[Stored data entries]

————————

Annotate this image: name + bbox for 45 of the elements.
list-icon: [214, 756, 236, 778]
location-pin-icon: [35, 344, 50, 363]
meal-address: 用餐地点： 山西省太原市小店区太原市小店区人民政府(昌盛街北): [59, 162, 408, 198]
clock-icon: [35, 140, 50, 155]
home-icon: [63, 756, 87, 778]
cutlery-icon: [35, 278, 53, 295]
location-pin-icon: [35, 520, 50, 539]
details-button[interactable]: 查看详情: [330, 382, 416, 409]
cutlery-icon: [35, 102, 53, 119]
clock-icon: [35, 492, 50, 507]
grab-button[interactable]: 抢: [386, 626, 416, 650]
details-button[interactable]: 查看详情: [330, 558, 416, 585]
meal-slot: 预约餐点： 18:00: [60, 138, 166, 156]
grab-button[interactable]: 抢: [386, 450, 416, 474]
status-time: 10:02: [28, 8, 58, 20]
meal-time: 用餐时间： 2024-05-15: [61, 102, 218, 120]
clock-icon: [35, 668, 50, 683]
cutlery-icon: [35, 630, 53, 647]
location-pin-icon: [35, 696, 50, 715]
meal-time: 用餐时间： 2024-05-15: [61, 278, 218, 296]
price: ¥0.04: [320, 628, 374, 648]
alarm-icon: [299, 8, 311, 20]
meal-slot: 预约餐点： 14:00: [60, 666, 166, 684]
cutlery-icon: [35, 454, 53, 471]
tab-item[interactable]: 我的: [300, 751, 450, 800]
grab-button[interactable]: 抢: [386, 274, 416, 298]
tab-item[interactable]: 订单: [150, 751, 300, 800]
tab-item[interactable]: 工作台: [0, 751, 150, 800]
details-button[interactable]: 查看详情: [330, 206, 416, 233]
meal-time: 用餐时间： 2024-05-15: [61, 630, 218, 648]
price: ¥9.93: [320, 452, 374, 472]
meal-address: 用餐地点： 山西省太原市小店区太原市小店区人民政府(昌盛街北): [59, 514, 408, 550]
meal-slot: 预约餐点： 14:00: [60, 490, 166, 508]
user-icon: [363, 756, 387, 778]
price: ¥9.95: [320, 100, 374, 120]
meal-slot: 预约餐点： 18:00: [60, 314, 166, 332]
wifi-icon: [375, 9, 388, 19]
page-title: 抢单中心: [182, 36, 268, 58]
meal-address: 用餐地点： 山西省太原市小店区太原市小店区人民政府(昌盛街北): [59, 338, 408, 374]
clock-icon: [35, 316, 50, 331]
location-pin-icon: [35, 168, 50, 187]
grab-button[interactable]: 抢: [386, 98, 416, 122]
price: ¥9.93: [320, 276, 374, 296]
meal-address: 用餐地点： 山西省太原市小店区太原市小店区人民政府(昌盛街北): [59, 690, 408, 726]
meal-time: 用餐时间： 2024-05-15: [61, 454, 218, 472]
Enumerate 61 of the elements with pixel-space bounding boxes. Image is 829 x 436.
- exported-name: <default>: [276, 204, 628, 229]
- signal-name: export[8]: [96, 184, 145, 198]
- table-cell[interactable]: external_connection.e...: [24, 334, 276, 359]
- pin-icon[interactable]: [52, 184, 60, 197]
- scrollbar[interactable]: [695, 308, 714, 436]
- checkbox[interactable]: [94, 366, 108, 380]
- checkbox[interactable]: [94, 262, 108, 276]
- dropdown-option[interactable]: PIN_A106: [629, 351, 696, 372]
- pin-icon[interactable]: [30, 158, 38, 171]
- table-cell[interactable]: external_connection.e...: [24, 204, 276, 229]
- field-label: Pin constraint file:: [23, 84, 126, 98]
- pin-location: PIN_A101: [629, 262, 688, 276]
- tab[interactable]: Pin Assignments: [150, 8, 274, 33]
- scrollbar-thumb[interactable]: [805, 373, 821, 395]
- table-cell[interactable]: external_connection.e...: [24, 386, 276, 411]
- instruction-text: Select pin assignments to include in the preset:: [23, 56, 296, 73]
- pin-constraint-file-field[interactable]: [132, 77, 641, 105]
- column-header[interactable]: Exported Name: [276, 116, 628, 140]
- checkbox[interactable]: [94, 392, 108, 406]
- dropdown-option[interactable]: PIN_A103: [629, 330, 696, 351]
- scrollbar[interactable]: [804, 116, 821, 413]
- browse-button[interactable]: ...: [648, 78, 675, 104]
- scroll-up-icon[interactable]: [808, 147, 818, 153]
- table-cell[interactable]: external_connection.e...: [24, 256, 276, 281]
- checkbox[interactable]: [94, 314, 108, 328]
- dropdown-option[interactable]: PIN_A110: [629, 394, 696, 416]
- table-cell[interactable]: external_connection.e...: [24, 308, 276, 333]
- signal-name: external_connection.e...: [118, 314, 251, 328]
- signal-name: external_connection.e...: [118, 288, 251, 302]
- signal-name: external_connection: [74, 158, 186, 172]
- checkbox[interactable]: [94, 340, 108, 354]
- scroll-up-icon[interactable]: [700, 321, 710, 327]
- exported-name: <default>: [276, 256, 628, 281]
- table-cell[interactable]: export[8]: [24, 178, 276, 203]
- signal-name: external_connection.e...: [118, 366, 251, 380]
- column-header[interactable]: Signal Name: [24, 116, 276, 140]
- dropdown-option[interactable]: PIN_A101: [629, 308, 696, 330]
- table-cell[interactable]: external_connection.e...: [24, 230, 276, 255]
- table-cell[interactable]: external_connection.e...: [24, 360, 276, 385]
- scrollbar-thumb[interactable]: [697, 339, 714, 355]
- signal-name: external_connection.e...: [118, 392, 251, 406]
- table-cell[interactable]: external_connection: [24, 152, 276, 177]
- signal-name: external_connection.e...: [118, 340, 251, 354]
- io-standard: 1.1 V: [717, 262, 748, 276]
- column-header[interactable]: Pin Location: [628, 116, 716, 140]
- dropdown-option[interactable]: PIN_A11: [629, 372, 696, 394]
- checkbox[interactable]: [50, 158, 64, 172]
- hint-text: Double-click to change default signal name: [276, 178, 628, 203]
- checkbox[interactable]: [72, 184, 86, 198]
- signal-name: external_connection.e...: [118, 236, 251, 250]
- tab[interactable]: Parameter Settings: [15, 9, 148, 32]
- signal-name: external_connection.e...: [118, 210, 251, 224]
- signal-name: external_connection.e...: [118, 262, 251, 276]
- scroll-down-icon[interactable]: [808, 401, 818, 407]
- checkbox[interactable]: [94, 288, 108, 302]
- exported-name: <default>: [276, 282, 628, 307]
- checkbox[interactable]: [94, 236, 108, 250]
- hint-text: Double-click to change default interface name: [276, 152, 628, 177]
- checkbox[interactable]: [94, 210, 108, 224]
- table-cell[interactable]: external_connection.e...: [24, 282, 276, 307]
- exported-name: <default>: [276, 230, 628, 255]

————————

SET TASK >> Gather every line of the data above that contains the string "change", matching case exactly.

IN RESPONSE >>
- hint-text: Double-click to change default signal name: [276, 178, 628, 203]
- hint-text: Double-click to change default interface name: [276, 152, 628, 177]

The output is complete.